→ CONSIGNES DE L'EXERCICE
(1) Dans la discussion sur le théâtre de Hugo, quel est le titre de l'article que Guy Rosa mentionne comme autre article de sa main ?
(2) Dans la discussion sur le théâtre de Hugo, modifiez le passage qui commence aux mots « CLAUDE MILLET : C'est » et s'arrête après « produit du sublime. » en substituant « farce » à « pantomime ».
(3) Reprenez la discussion sur le théâtre de Hugo là où elle s'interrompt et poursuivez-la.

→ EXTRAIT PROPOSÉ
==*==

CLAUDE MILLET : C'est ce qu'on pourrait appeler  une prose à l'écart d'elle-même.

FLORENCE NAUGRETTE : Certains, à la même époque, écrivent dans une langue presque désarticulée. Les mélodrames frénétiques se rapprochent de la pantomime, du grand guignol. Ce n'est pas la même chose chez Hugo. Il y a certes des effets de cassure, de dislocation, mais le silence produit du sublime.

GUY ROSA : Je ne peux qu'être entièrement d'accord avec tout l'exposé de Claude. La façon dont Hugo manipule la contradiction ou la contrariété ou la dissonance s'observe aussi dans sa pratique du contre-emploi, dont Florence Naugrette a montré l'importance chez Hugo. Dans Angelo, tyran de Padoue, il a voulu que les rôles féminins soient tenus à contre-emploi. Plus généralement -c'était l'idée que je proposais dans un autre article que celui que tu as cité, intitulé « Vers brisé, comédies cassées »-, le théâtre chez Hugo, qu'il s'agisse de pièces constituées de l'exil comme d'avant l'exil ou des innombrables fragments intitulés « Comédie », repose sur la contradiction entre l'énoncé et l'énonciation.

CLAUDE MILLET : Anne Ubersfeld le dit aussi mais ce n'est qu'une des facettes de la contrariété qui fonde les pièces de Hugo. Le théâtre n'est pas seulement une machine à produire du sens ; il représente aussi un monde d'émotions, affects et sensations, qui ne passe pas seulement par l'énonciation des répliques.

GUY ROSA : L'énonciation ne se réduit pas, au contraire, au sens. L'opposition entre énoncé et énonciation prend précisément en charge toutes les formes de « contrariété » dont tu parles.

CLAUDE MILLET : Si on reprend ce que j'ai dit à propos de la formule « il paraît que ce brave Turc n'entend rien à la politique », on voit qu'il n'y a pas contradiction entre énoncé et énonciation.

GUY ROSA : Si, car au théâtre, c'est l'ensemble du spectacle qui constitue l'énonciation (interprétation, musique, décor, etc.) et pas seulement l'énonciation fictive du personnage parlant. Somme toute, j'appelais « théâtral » ce que tu as choisi d'appeler « poétique ».

CLAUDE MILLET : Si on réfléchit sur la poésie dans les pièces de Hugo, on aboutit à la dissolution du poétique soit dans le caractère théâtral, soit dans le drame. Il y a sans cesse deux plans d'articulation : le théâtre et le drame. Ce n'est pas la même chose - mais ce sont effectivement deux formes de dissolution du poétique - de ce que Hugo appelle à propos du drame et du théâtre la « poésie » .

==*==

→ LIGNES À EXAMINER
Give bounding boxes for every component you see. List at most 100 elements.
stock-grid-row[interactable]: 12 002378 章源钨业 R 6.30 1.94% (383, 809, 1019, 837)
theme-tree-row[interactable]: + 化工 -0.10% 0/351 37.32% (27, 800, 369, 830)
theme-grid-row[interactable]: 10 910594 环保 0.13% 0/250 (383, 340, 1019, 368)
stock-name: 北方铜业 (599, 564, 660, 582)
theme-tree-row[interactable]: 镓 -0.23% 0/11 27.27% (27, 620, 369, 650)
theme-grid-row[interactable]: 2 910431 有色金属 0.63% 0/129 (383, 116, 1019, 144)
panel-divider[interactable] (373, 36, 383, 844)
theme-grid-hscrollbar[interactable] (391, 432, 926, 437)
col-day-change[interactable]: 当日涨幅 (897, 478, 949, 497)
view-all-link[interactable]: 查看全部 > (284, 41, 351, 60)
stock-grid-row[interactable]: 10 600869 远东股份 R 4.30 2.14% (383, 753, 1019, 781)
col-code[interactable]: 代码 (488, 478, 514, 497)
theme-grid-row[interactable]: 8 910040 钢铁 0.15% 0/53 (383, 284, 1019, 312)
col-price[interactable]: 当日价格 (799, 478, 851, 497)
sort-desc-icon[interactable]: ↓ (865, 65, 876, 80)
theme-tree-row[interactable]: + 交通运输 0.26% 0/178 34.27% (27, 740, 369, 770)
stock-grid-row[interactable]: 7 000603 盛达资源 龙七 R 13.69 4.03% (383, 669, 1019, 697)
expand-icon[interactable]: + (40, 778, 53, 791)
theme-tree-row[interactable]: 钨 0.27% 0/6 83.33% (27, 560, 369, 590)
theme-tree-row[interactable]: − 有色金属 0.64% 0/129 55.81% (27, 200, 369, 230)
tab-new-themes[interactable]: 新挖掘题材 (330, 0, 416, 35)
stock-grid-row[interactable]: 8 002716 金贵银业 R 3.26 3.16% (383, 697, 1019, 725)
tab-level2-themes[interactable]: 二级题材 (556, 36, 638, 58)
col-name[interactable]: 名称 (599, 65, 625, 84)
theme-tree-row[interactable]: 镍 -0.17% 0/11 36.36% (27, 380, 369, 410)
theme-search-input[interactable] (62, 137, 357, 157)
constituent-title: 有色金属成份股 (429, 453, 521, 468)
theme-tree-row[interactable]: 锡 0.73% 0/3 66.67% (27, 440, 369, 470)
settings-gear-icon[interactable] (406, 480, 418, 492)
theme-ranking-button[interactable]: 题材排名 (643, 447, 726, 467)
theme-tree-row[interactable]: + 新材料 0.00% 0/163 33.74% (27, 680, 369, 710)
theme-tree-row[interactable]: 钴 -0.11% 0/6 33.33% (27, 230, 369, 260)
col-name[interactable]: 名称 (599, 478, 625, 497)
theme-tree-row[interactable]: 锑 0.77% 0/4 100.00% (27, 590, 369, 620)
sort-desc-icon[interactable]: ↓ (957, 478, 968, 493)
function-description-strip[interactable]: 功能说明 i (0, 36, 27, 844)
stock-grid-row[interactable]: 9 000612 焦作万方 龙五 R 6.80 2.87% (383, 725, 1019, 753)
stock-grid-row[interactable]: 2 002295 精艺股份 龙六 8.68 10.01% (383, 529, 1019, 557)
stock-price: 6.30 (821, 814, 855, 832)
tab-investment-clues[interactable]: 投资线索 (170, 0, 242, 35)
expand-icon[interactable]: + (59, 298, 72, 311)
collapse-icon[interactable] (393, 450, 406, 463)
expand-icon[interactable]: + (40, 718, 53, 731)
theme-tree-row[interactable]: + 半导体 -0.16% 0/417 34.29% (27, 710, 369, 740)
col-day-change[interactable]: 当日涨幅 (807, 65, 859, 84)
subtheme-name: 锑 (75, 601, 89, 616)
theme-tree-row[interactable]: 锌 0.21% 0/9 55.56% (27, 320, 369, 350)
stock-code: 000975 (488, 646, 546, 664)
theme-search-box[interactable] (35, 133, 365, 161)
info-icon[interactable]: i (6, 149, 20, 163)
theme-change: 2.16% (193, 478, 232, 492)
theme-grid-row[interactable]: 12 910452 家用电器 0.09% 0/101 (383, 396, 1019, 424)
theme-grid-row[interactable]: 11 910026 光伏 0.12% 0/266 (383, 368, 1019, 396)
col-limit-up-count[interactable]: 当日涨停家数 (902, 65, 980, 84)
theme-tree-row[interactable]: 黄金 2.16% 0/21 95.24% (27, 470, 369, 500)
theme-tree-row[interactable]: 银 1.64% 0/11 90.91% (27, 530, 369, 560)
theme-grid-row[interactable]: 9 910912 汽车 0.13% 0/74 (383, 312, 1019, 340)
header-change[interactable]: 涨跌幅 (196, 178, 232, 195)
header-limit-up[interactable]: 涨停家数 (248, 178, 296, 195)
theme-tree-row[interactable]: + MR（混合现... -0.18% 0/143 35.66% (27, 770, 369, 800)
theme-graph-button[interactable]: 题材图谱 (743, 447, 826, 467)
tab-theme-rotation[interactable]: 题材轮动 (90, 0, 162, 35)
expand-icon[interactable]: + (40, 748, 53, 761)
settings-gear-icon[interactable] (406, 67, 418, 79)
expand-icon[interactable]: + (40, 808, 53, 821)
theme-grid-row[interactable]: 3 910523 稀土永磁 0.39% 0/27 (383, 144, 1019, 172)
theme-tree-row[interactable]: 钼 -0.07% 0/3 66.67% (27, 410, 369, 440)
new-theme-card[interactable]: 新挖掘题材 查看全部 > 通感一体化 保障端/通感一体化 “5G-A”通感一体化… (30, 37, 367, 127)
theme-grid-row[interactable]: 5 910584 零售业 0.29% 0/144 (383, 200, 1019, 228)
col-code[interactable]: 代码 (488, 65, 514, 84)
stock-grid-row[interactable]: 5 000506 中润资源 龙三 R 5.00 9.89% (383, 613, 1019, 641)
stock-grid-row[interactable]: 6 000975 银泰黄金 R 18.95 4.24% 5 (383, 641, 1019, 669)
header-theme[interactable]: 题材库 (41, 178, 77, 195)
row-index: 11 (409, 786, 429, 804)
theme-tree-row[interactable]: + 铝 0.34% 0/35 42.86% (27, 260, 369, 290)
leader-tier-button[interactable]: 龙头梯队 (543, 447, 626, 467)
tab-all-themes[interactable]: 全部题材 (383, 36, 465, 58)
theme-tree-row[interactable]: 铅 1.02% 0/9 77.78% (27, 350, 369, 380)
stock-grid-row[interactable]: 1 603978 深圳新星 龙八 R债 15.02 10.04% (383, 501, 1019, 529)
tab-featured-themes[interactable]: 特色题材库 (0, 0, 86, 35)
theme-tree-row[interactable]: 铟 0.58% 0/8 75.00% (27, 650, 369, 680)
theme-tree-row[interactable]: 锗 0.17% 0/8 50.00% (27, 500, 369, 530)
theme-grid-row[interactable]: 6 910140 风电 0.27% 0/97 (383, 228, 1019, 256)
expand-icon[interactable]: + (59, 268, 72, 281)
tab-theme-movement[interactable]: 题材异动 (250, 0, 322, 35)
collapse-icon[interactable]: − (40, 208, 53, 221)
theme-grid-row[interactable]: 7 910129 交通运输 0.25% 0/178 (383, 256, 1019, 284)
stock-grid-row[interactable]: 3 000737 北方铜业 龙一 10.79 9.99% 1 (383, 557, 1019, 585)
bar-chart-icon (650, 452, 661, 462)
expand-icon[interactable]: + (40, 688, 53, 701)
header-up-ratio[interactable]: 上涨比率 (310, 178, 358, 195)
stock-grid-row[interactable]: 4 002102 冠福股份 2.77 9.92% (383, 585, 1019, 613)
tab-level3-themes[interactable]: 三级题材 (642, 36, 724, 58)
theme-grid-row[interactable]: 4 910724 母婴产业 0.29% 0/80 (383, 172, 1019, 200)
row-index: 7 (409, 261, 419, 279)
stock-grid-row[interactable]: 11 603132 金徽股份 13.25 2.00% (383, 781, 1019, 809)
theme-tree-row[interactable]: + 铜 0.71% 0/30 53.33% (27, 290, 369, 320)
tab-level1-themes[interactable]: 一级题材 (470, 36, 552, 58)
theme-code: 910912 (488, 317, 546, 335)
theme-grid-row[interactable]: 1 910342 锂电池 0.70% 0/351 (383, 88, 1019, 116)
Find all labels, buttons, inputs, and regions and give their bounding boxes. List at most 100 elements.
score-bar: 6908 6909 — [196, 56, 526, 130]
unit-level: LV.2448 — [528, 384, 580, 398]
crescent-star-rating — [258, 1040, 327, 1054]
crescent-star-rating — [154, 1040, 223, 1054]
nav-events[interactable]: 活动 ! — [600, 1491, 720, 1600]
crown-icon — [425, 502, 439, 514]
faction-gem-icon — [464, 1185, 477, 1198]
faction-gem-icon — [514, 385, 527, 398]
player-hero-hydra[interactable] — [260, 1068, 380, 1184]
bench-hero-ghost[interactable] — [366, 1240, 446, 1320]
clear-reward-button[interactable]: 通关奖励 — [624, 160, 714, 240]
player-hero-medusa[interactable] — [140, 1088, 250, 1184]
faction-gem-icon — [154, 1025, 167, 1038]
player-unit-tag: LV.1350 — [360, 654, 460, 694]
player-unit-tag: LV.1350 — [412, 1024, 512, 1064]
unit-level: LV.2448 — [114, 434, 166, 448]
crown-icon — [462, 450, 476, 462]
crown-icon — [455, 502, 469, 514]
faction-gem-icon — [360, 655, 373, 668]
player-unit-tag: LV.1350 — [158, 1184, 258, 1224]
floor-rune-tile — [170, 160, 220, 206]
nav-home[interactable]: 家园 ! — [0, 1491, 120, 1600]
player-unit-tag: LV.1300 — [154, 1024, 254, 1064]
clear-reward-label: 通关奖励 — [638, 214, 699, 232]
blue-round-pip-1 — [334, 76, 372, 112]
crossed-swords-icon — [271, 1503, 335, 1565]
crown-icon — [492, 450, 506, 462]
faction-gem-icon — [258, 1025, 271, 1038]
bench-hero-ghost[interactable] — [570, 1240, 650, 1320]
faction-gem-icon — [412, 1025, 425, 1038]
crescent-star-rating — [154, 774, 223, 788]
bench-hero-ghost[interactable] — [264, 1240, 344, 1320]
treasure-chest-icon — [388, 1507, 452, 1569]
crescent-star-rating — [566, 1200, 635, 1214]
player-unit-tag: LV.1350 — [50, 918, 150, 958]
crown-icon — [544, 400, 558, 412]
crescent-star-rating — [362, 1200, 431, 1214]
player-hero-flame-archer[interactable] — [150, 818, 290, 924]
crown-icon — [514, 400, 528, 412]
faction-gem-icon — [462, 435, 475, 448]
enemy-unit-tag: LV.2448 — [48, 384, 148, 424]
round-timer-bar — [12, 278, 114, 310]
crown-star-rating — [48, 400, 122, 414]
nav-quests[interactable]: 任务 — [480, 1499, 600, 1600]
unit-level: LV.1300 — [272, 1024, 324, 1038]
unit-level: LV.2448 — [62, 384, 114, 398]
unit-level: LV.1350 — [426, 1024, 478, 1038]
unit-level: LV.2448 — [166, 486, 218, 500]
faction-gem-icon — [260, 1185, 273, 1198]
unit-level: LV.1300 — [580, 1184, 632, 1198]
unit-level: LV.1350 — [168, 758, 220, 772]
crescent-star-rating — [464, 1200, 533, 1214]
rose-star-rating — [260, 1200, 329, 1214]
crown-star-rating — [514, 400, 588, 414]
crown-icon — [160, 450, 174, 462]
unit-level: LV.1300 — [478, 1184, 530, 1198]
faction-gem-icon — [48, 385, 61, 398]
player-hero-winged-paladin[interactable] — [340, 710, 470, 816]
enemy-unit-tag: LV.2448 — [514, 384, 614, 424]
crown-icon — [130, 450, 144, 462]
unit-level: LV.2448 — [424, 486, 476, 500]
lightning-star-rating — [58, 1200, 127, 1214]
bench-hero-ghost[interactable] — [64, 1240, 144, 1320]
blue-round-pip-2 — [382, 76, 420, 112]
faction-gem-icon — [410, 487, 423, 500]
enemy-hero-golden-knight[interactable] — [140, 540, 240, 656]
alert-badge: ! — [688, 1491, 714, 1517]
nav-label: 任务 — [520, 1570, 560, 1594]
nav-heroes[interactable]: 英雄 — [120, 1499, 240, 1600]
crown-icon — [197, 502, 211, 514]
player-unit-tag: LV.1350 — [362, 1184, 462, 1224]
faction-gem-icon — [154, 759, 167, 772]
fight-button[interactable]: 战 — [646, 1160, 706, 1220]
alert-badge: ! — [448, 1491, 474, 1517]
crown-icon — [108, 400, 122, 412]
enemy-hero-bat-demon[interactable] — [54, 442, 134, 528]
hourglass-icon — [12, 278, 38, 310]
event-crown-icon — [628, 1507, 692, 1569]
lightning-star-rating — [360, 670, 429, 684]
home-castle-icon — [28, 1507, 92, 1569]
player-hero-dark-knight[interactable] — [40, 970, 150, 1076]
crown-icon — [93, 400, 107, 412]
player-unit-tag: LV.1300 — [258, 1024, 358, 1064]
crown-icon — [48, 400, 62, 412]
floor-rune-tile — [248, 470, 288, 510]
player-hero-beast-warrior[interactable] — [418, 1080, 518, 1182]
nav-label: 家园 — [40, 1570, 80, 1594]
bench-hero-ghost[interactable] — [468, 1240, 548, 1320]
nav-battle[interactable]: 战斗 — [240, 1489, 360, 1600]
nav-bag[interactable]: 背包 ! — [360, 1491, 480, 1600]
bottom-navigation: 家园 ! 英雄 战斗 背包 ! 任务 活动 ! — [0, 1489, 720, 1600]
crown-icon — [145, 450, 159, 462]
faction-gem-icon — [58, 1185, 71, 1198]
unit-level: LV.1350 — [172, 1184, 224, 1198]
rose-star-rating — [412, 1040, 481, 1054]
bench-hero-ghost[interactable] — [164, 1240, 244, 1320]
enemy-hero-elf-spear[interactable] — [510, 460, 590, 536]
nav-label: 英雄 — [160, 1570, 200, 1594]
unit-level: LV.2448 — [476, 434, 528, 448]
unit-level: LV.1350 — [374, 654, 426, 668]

==*==

→ LISTE DES RÉPONSES
(1) Il s'intitule « Vers brisé, comédies cassées ».

(2)
CLAUDE MILLET : C'est ce qu'on pourrait appeler  une prose à l'écart d'elle-même.

FLORENCE NAUGRETTE : Certains, à la même époque, écrivent dans une langue presque désarticulée. Les mélodrames frénétiques se rapprochent de la farce, du grand guignol. Ce n'est pas la même chose chez Hugo. Il y a certes des effets de cassure, de dislocation, mais le silence produit du sublime.

(3)
GUY ROSA : Point de détail. Dans ta communication, tu fais de la préface de Cromwell un acte de défense du vers contre la prose, par rapport auquel But de cette publication marquerait un écart important. C'est inexact. A la fin du développement sur le vers, une formule fait de cette question « une question secondaire ». Hugo prend position pour le vers, non pour des raisons théoriques, mais par pure préférence.

Claude MILLET : Non il y a bien une théorie du vers au théâtre, mais c'est vrai que j'ai trop durci la position de Hugo dans la Préface de Cromwell, qui balaye à la fin de son développement sur le vers la question, en admettant la possibilité d'un drame en prose.

BERNARD LEUILLOT : Qu'avez-vous voulu dire lorsque vous avez utilisé les notions de « poétique » et de « musical » ?

CLAUDE MILLET : Je n'ai pas utilisé dans ma communication la catégorie du « musical ». J'ai en revanche voulu montrer qu'on ne peut pas définir musicalement la poésie du drame en prose.

FRANCOISE COURT-PEREZ : Penses-tu que la révérence de Baudelaire à Hugo aille dans le sens de la dépoétisation des images ?

CLAUDE MILLET : Je ne sais pas si Baudelaire s'est intéressé au théâtre de Hugo. Ce qui intéresse Baudelaire avant tout, c'est le Hugo poète qui « voit du mystère partout ».

AGNES SPIQUEL : Baudelaire dit cependant à propos des « Tableaux parisiens » qu'il dédie à Hugo : « je crois que je suis sorti de la poésie ».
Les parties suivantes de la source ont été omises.